### WHAT IS REQUIRED
Tally the lines with the word "labels" and report the number alone.

### INFORMATION GIVEN
# # #

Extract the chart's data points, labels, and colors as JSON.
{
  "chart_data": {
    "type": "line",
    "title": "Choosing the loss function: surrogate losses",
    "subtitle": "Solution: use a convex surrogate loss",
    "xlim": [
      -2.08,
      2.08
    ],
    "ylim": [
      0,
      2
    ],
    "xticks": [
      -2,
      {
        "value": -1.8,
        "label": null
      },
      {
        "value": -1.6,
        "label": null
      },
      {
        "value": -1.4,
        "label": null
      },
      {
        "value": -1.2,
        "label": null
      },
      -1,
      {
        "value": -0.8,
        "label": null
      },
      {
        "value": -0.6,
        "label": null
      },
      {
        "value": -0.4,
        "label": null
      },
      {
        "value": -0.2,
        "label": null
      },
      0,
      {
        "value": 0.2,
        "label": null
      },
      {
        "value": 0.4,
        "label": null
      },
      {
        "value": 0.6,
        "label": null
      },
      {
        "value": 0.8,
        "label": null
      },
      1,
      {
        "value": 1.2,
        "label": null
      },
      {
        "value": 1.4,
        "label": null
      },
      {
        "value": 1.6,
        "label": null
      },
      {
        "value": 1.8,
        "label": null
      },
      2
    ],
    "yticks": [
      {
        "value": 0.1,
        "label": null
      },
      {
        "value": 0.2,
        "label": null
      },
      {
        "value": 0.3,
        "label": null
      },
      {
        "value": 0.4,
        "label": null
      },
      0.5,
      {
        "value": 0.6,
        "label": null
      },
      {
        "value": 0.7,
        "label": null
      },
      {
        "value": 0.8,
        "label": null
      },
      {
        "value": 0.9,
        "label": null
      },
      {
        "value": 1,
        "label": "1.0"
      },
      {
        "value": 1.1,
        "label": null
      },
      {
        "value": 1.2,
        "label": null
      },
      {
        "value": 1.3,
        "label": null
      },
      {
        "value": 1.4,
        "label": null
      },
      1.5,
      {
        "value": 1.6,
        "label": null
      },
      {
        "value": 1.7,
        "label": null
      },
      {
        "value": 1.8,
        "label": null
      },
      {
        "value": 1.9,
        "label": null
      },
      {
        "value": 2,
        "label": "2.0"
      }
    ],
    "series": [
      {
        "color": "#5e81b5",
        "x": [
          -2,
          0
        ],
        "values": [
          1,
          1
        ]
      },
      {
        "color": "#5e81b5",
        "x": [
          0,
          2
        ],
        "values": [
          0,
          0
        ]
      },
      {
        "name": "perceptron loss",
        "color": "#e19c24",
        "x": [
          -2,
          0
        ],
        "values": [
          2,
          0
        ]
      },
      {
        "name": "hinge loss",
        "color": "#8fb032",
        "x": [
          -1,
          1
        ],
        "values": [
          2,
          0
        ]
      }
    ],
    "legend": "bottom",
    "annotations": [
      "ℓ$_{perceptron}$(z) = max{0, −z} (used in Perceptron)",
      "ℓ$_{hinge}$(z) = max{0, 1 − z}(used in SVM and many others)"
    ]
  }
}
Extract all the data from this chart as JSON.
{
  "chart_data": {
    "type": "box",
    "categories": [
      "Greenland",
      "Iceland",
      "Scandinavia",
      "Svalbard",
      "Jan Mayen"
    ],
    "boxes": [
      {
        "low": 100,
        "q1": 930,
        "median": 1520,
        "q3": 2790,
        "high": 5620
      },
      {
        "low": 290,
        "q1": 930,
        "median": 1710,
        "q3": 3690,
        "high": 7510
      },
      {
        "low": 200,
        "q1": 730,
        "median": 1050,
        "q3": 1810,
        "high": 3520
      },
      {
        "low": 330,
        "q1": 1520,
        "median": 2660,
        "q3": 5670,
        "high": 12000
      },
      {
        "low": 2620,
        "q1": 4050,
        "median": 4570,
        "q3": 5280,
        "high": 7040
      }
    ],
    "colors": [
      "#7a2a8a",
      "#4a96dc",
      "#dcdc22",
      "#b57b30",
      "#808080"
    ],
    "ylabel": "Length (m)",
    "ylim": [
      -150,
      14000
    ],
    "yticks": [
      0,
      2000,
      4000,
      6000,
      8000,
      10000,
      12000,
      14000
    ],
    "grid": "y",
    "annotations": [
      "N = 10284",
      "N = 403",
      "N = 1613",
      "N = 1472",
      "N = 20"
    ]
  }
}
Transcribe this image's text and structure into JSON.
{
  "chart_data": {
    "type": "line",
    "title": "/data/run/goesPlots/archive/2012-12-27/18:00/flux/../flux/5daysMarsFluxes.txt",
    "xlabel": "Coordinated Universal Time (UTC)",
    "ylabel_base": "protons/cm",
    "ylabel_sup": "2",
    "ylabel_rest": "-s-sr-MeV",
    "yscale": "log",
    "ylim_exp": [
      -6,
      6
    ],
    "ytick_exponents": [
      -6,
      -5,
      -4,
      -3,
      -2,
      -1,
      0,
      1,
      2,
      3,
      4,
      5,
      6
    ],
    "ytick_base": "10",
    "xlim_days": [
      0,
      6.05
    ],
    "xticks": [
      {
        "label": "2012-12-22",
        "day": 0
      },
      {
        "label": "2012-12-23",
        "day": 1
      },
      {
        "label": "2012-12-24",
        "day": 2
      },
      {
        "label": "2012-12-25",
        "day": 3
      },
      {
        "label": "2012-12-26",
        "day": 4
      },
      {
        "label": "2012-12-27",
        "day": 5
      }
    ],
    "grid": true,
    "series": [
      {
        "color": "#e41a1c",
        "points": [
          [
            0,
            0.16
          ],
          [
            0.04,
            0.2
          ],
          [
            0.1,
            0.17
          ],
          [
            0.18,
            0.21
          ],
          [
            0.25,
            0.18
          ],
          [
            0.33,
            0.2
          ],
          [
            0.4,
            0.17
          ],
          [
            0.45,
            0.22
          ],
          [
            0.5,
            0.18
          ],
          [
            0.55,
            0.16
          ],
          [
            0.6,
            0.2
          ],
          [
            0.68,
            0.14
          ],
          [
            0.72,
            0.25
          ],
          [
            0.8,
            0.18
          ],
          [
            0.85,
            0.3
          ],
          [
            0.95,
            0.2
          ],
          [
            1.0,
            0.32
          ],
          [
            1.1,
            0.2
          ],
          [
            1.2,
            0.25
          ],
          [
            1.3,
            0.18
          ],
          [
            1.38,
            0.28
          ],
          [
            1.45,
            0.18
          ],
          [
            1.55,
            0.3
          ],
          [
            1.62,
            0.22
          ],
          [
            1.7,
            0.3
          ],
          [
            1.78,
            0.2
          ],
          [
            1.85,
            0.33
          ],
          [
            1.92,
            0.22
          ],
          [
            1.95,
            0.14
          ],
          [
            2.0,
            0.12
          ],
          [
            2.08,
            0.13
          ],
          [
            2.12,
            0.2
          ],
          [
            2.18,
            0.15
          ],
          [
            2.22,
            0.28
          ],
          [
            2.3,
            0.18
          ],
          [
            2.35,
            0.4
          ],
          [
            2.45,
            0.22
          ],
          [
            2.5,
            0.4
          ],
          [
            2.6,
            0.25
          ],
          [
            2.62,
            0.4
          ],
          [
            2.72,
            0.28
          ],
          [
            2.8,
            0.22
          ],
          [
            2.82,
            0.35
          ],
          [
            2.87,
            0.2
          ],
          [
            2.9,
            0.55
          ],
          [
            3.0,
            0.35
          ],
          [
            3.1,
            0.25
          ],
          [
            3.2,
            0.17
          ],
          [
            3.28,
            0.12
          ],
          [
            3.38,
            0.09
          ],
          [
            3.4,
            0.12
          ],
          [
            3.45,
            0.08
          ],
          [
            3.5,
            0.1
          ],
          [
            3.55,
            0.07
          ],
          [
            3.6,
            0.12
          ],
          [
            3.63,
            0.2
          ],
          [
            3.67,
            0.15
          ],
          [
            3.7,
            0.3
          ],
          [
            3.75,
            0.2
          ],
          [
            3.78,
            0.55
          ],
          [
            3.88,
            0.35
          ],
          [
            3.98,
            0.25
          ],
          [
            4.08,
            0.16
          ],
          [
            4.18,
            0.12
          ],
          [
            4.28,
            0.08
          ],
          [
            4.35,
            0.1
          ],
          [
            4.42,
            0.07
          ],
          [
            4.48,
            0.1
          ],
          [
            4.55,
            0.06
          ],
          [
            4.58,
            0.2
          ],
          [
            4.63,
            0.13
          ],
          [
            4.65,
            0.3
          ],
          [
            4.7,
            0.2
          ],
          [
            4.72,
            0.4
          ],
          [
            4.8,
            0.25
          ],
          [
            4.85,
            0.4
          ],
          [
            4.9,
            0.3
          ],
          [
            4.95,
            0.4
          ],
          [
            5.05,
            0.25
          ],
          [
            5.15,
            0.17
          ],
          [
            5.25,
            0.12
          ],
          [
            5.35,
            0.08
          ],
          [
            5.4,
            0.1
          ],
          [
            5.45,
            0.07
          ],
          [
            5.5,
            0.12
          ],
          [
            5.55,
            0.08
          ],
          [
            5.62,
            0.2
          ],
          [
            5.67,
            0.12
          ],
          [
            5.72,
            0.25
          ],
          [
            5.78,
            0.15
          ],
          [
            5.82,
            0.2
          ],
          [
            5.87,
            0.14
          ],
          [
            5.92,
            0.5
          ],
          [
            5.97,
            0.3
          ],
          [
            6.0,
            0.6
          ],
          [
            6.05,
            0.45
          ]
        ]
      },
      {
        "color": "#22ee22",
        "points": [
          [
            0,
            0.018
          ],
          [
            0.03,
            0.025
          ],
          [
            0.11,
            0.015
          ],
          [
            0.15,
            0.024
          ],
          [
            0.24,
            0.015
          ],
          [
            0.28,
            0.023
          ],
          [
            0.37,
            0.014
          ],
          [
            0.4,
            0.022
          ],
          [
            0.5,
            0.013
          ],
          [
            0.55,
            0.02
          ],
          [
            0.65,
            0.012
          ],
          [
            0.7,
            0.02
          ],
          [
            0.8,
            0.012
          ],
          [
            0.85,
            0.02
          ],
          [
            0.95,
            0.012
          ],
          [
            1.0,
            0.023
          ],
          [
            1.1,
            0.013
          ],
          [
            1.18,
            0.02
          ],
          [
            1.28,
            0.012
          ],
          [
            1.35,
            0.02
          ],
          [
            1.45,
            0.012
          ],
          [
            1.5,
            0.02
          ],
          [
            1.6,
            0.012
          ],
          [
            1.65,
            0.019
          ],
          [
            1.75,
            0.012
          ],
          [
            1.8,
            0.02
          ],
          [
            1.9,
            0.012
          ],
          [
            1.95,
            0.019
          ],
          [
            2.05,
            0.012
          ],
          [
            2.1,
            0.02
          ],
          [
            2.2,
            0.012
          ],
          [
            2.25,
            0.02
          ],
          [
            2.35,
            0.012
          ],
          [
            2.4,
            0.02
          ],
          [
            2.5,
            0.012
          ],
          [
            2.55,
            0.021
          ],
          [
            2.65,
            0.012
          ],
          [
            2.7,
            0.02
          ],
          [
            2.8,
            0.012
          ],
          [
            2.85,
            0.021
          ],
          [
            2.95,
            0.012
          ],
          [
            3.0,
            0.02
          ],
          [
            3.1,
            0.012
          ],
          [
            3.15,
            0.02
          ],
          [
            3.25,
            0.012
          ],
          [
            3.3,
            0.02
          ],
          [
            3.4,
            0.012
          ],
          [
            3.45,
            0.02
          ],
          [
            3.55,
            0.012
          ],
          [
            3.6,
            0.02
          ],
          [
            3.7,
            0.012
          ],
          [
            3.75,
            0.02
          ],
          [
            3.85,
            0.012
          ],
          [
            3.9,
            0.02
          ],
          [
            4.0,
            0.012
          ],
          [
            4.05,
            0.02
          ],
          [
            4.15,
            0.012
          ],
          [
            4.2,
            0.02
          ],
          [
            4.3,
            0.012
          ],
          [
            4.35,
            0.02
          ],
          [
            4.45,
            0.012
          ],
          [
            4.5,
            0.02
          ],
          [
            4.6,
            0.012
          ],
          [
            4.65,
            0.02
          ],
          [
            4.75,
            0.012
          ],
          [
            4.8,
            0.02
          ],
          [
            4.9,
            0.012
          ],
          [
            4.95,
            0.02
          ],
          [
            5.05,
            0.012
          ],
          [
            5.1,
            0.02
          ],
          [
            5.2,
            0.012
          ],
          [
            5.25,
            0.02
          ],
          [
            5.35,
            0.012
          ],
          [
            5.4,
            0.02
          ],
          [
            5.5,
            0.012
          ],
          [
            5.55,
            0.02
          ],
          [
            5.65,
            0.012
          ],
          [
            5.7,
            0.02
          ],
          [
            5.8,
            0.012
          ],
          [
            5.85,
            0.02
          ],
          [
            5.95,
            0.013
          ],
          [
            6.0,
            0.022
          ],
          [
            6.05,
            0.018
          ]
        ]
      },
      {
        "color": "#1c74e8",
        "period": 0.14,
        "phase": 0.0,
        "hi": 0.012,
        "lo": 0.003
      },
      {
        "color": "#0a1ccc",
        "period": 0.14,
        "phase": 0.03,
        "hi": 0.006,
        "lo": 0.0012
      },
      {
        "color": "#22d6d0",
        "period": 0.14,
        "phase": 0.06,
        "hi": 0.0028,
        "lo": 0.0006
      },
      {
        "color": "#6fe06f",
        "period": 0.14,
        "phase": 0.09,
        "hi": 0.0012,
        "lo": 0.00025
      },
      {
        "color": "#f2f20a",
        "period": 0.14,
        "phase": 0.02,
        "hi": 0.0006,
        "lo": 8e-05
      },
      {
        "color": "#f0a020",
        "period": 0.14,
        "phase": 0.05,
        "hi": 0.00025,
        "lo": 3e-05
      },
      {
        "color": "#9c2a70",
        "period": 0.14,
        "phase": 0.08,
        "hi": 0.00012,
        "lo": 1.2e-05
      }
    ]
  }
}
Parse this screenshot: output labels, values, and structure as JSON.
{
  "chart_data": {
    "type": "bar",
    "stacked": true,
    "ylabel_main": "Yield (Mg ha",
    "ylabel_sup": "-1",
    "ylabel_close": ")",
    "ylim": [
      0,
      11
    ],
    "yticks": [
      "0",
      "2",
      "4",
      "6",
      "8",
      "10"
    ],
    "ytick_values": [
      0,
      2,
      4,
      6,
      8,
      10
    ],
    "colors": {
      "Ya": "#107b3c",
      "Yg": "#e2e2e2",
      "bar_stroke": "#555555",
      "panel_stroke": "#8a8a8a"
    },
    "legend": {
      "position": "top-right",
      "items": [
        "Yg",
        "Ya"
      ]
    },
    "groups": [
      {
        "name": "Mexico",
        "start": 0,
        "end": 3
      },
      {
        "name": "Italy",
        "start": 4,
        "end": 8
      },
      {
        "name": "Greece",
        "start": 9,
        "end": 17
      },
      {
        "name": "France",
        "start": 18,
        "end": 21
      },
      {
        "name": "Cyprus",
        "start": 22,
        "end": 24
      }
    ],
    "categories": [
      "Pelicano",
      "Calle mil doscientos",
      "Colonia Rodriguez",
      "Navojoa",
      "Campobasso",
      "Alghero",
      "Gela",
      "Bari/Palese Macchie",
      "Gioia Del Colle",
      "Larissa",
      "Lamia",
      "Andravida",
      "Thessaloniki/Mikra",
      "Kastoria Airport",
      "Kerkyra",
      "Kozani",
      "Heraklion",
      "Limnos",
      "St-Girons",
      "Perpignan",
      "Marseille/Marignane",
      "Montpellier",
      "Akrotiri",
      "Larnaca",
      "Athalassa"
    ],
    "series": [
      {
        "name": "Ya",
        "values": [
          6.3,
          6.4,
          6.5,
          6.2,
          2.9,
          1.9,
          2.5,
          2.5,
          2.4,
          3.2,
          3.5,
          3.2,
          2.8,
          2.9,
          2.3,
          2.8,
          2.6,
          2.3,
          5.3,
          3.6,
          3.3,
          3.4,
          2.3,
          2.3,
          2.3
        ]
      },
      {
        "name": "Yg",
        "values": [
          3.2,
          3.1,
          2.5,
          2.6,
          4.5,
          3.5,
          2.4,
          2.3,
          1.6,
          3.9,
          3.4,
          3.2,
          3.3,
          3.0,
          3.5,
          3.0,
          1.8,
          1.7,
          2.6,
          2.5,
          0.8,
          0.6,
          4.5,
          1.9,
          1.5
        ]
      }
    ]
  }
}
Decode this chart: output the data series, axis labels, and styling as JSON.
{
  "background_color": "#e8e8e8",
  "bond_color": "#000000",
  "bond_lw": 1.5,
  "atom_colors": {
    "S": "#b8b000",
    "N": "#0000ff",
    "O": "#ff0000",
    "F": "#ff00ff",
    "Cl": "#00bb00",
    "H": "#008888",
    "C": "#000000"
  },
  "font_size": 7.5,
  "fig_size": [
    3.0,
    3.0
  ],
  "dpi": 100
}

# # #

### WRITTEN ANSWER
3